-- PROBLEM TO WORK ON --
Give all of the lines again exactly as they read.

-- ROWS --
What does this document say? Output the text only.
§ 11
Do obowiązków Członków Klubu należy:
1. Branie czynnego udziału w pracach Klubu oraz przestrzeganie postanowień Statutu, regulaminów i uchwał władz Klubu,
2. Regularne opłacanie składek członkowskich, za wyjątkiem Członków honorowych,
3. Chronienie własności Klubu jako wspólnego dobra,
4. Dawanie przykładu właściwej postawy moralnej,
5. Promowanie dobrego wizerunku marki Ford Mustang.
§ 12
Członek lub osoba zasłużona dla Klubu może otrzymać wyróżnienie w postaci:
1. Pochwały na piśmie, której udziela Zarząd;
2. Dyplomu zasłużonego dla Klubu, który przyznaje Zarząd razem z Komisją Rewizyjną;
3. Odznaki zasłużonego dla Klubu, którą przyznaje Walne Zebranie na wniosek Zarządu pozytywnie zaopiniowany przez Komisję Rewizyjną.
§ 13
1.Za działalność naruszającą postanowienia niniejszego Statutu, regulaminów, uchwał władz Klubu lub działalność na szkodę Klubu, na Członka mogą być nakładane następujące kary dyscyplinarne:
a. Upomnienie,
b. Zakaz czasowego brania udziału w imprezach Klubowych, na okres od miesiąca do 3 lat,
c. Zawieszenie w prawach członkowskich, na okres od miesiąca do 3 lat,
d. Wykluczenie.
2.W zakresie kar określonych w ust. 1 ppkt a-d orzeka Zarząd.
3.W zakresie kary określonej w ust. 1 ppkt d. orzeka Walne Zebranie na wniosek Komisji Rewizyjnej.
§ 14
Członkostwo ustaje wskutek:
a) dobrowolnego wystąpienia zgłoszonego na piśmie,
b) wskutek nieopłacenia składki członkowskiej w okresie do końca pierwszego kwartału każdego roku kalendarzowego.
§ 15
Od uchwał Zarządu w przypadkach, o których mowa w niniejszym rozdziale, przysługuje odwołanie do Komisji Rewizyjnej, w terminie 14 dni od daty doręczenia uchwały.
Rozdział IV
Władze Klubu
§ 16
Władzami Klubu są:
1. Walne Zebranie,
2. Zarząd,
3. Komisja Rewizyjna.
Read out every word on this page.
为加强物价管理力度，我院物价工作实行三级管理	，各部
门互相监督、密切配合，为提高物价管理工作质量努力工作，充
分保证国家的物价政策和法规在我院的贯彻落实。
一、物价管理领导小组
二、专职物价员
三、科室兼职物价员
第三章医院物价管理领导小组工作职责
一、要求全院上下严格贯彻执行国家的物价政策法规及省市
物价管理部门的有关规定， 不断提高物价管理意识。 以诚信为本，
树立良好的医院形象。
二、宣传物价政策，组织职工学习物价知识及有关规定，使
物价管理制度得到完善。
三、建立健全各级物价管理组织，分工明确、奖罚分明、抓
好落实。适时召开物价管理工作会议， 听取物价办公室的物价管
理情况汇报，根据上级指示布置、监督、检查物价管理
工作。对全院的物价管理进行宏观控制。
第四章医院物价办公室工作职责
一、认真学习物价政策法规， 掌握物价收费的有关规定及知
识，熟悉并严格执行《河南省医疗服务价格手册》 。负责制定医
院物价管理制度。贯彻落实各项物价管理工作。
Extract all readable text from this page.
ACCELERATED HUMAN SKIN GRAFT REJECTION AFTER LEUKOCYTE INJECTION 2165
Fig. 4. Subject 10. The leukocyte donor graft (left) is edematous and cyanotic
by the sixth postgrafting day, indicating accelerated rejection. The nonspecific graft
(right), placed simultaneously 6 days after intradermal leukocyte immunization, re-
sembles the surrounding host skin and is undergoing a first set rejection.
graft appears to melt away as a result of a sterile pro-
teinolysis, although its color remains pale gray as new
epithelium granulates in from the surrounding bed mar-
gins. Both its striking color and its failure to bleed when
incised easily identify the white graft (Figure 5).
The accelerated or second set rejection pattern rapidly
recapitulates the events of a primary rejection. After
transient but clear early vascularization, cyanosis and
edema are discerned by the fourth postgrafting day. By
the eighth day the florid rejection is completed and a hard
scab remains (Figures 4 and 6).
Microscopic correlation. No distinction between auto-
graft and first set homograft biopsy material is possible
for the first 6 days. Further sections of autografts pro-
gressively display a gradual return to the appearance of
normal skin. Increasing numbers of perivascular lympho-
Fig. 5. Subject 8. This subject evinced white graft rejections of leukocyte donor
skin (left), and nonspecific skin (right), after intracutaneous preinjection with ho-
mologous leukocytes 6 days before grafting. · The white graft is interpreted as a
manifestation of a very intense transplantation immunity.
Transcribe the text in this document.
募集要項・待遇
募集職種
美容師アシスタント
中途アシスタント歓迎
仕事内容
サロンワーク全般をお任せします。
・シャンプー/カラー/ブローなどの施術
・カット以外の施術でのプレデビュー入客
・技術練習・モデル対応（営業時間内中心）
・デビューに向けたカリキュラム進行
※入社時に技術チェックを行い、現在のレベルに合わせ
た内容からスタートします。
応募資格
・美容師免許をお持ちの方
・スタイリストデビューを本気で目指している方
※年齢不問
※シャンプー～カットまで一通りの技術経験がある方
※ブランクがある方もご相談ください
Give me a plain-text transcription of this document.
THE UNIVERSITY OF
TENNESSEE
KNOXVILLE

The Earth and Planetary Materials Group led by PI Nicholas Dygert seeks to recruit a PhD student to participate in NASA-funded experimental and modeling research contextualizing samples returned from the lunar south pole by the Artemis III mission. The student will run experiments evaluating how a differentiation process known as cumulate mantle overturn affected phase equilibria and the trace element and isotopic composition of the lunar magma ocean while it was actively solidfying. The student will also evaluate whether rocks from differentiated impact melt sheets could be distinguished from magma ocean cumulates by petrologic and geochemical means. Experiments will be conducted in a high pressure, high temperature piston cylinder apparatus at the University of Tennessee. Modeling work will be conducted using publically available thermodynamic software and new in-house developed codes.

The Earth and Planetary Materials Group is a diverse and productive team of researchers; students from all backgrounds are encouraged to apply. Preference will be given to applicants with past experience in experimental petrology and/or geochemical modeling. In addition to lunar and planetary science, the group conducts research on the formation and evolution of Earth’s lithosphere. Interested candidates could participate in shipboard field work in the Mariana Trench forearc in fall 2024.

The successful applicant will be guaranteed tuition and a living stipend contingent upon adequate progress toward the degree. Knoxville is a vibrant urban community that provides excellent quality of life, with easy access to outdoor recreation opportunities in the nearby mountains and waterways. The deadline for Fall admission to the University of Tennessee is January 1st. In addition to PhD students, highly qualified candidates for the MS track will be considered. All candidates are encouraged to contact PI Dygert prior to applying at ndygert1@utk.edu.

-- RESPONSE TO THE TASK --
What does this document say? Output the text only.
§ 11
Do obowiązków Członków Klubu należy:
1. Branie czynnego udziału w pracach Klubu oraz przestrzeganie postanowień Statutu, regulaminów i uchwał władz Klubu,
2. Regularne opłacanie składek członkowskich, za wyjątkiem Członków honorowych,
3. Chronienie własności Klubu jako wspólnego dobra,
4. Dawanie przykładu właściwej postawy moralnej,
5. Promowanie dobrego wizerunku marki Ford Mustang.
§ 12
Członek lub osoba zasłużona dla Klubu może otrzymać wyróżnienie w postaci:
1. Pochwały na piśmie, której udziela Zarząd;
2. Dyplomu zasłużonego dla Klubu, który przyznaje Zarząd razem z Komisją Rewizyjną;
3. Odznaki zasłużonego dla Klubu, którą przyznaje Walne Zebranie na wniosek Zarządu pozytywnie zaopiniowany przez Komisję Rewizyjną.
§ 13
1.Za działalność naruszającą postanowienia niniejszego Statutu, regulaminów, uchwał władz Klubu lub działalność na szkodę Klubu, na Członka mogą być nakładane następujące kary dyscyplinarne:
a. Upomnienie,
b. Zakaz czasowego brania udziału w imprezach Klubowych, na okres od miesiąca do 3 lat,
c. Zawieszenie w prawach członkowskich, na okres od miesiąca do 3 lat,
d. Wykluczenie.
2.W zakresie kar określonych w ust. 1 ppkt a-d orzeka Zarząd.
3.W zakresie kary określonej w ust. 1 ppkt d. orzeka Walne Zebranie na wniosek Komisji Rewizyjnej.
§ 14
Członkostwo ustaje wskutek:
a) dobrowolnego wystąpienia zgłoszonego na piśmie,
b) wskutek nieopłacenia składki członkowskiej w okresie do końca pierwszego kwartału każdego roku kalendarzowego.
§ 15
Od uchwał Zarządu w przypadkach, o których mowa w niniejszym rozdziale, przysługuje odwołanie do Komisji Rewizyjnej, w terminie 14 dni od daty doręczenia uchwały.
Rozdział IV
Władze Klubu
§ 16
Władzami Klubu są:
1. Walne Zebranie,
2. Zarząd,
3. Komisja Rewizyjna.
Read out every word on this page.
为加强物价管理力度，我院物价工作实行三级管理	，各部
门互相监督、密切配合，为提高物价管理工作质量努力工作，充
分保证国家的物价政策和法规在我院的贯彻落实。
一、物价管理领导小组
二、专职物价员
三、科室兼职物价员
第三章医院物价管理领导小组工作职责
一、要求全院上下严格贯彻执行国家的物价政策法规及省市
物价管理部门的有关规定， 不断提高物价管理意识。 以诚信为本，
树立良好的医院形象。
二、宣传物价政策，组织职工学习物价知识及有关规定，使
物价管理制度得到完善。
三、建立健全各级物价管理组织，分工明确、奖罚分明、抓
好落实。适时召开物价管理工作会议， 听取物价办公室的物价管
理情况汇报，根据上级指示布置、监督、检查物价管理
工作。对全院的物价管理进行宏观控制。
第四章医院物价办公室工作职责
一、认真学习物价政策法规， 掌握物价收费的有关规定及知
识，熟悉并严格执行《河南省医疗服务价格手册》 。负责制定医
院物价管理制度。贯彻落实各项物价管理工作。
Extract all readable text from this page.
ACCELERATED HUMAN SKIN GRAFT REJECTION AFTER LEUKOCYTE INJECTION 2165
Fig. 4. Subject 10. The leukocyte donor graft (left) is edematous and cyanotic
by the sixth postgrafting day, indicating accelerated rejection. The nonspecific graft
(right), placed simultaneously 6 days after intradermal leukocyte immunization, re-
sembles the surrounding host skin and is undergoing a first set rejection.
graft appears to melt away as a result of a sterile pro-
teinolysis, although its color remains pale gray as new
epithelium granulates in from the surrounding bed mar-
gins. Both its striking color and its failure to bleed when
incised easily identify the white graft (Figure 5).
The accelerated or second set rejection pattern rapidly
recapitulates the events of a primary rejection. After
transient but clear early vascularization, cyanosis and
edema are discerned by the fourth postgrafting day. By
the eighth day the florid rejection is completed and a hard
scab remains (Figures 4 and 6).
Microscopic correlation. No distinction between auto-
graft and first set homograft biopsy material is possible
for the first 6 days. Further sections of autografts pro-
gressively display a gradual return to the appearance of
normal skin. Increasing numbers of perivascular lympho-
Fig. 5. Subject 8. This subject evinced white graft rejections of leukocyte donor
skin (left), and nonspecific skin (right), after intracutaneous preinjection with ho-
mologous leukocytes 6 days before grafting. · The white graft is interpreted as a
manifestation of a very intense transplantation immunity.
Transcribe the text in this document.
募集要項・待遇
募集職種
美容師アシスタント
中途アシスタント歓迎
仕事内容
サロンワーク全般をお任せします。
・シャンプー/カラー/ブローなどの施術
・カット以外の施術でのプレデビュー入客
・技術練習・モデル対応（営業時間内中心）
・デビューに向けたカリキュラム進行
※入社時に技術チェックを行い、現在のレベルに合わせ
た内容からスタートします。
応募資格
・美容師免許をお持ちの方
・スタイリストデビューを本気で目指している方
※年齢不問
※シャンプー～カットまで一通りの技術経験がある方
※ブランクがある方もご相談ください
Give me a plain-text transcription of this document.
THE UNIVERSITY OF
TENNESSEE
KNOXVILLE

The Earth and Planetary Materials Group led by PI Nicholas Dygert seeks to recruit a PhD student to participate in NASA-funded experimental and modeling research contextualizing samples returned from the lunar south pole by the Artemis III mission. The student will run experiments evaluating how a differentiation process known as cumulate mantle overturn affected phase equilibria and the trace element and isotopic composition of the lunar magma ocean while it was actively solidfying. The student will also evaluate whether rocks from differentiated impact melt sheets could be distinguished from magma ocean cumulates by petrologic and geochemical means. Experiments will be conducted in a high pressure, high temperature piston cylinder apparatus at the University of Tennessee. Modeling work will be conducted using publically available thermodynamic software and new in-house developed codes.

The Earth and Planetary Materials Group is a diverse and productive team of researchers; students from all backgrounds are encouraged to apply. Preference will be given to applicants with past experience in experimental petrology and/or geochemical modeling. In addition to lunar and planetary science, the group conducts research on the formation and evolution of Earth’s lithosphere. Interested candidates could participate in shipboard field work in the Mariana Trench forearc in fall 2024.

The successful applicant will be guaranteed tuition and a living stipend contingent upon adequate progress toward the degree. Knoxville is a vibrant urban community that provides excellent quality of life, with easy access to outdoor recreation opportunities in the nearby mountains and waterways. The deadline for Fall admission to the University of Tennessee is January 1st. In addition to PhD students, highly qualified candidates for the MS track will be considered. All candidates are encouraged to contact PI Dygert prior to applying at ndygert1@utk.edu.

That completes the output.